→ **SET TASK**: Can you reproduce word for word everything in the listing below, from its first line down to and including the line that contains "colorbar-swatch (675, 135, 689, 162)"?

-- BEGIN --

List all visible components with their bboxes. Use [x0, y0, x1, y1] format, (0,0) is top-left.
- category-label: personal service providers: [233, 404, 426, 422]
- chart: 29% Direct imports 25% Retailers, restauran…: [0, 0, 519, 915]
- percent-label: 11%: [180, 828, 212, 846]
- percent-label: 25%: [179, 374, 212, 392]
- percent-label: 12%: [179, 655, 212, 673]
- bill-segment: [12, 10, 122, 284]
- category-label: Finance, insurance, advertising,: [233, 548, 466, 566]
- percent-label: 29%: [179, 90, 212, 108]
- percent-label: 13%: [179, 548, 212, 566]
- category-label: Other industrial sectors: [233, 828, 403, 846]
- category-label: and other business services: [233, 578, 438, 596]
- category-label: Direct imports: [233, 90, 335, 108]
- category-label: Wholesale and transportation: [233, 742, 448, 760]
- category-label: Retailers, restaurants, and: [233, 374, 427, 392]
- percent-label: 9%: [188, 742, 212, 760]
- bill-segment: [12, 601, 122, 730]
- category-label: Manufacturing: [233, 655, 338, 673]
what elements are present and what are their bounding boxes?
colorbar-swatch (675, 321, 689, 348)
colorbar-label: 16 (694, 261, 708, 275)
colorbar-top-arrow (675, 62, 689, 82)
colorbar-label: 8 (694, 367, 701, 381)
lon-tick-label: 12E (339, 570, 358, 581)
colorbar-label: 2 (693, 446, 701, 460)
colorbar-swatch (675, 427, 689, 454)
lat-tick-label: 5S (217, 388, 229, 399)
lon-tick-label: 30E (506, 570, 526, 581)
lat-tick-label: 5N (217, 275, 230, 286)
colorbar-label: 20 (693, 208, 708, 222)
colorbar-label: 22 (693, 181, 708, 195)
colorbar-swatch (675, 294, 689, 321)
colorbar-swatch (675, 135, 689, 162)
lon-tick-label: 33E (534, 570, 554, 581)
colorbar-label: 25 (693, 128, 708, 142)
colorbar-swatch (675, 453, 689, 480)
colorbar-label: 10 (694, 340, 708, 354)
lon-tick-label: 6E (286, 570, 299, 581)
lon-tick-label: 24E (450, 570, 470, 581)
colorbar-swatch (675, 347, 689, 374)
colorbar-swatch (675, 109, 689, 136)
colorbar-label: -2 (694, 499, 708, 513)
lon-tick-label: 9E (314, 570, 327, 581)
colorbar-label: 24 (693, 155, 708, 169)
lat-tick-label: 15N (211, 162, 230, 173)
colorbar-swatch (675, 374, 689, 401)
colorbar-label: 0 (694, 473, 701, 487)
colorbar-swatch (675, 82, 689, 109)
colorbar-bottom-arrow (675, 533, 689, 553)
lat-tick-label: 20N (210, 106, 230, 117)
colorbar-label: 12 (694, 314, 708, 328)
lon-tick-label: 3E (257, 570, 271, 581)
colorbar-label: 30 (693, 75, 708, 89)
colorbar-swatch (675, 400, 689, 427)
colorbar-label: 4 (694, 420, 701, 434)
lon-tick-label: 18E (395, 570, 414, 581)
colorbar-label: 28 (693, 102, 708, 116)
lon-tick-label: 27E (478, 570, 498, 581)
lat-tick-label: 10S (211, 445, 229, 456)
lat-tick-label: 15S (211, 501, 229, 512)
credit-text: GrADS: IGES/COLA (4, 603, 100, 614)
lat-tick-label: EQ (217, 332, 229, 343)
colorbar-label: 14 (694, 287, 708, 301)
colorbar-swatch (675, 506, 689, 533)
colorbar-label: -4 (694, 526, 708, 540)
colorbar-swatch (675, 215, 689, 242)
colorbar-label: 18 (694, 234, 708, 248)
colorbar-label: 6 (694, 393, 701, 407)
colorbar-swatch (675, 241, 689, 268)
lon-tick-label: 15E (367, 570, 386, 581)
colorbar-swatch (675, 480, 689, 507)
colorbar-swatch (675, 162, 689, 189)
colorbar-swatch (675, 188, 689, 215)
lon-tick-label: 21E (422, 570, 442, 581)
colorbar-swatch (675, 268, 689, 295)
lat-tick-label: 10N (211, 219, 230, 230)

-- END --

→ **ANSWER TO THIS TASK**:
List all visible components with their bboxes. Use [x0, y0, x1, y1] format, (0,0) is top-left.
- category-label: personal service providers: [233, 404, 426, 422]
- chart: 29% Direct imports 25% Retailers, restauran…: [0, 0, 519, 915]
- percent-label: 11%: [180, 828, 212, 846]
- percent-label: 25%: [179, 374, 212, 392]
- percent-label: 12%: [179, 655, 212, 673]
- bill-segment: [12, 10, 122, 284]
- category-label: Finance, insurance, advertising,: [233, 548, 466, 566]
- percent-label: 29%: [179, 90, 212, 108]
- percent-label: 13%: [179, 548, 212, 566]
- category-label: Other industrial sectors: [233, 828, 403, 846]
- category-label: and other business services: [233, 578, 438, 596]
- category-label: Direct imports: [233, 90, 335, 108]
- category-label: Wholesale and transportation: [233, 742, 448, 760]
- category-label: Retailers, restaurants, and: [233, 374, 427, 392]
- percent-label: 9%: [188, 742, 212, 760]
- bill-segment: [12, 601, 122, 730]
- category-label: Manufacturing: [233, 655, 338, 673]
what elements are present and what are their bounding boxes?
colorbar-swatch (675, 321, 689, 348)
colorbar-label: 16 (694, 261, 708, 275)
colorbar-top-arrow (675, 62, 689, 82)
colorbar-label: 8 (694, 367, 701, 381)
lon-tick-label: 12E (339, 570, 358, 581)
colorbar-label: 2 (693, 446, 701, 460)
colorbar-swatch (675, 427, 689, 454)
lat-tick-label: 5S (217, 388, 229, 399)
lon-tick-label: 30E (506, 570, 526, 581)
lat-tick-label: 5N (217, 275, 230, 286)
colorbar-label: 20 (693, 208, 708, 222)
colorbar-label: 22 (693, 181, 708, 195)
colorbar-swatch (675, 294, 689, 321)
colorbar-swatch (675, 135, 689, 162)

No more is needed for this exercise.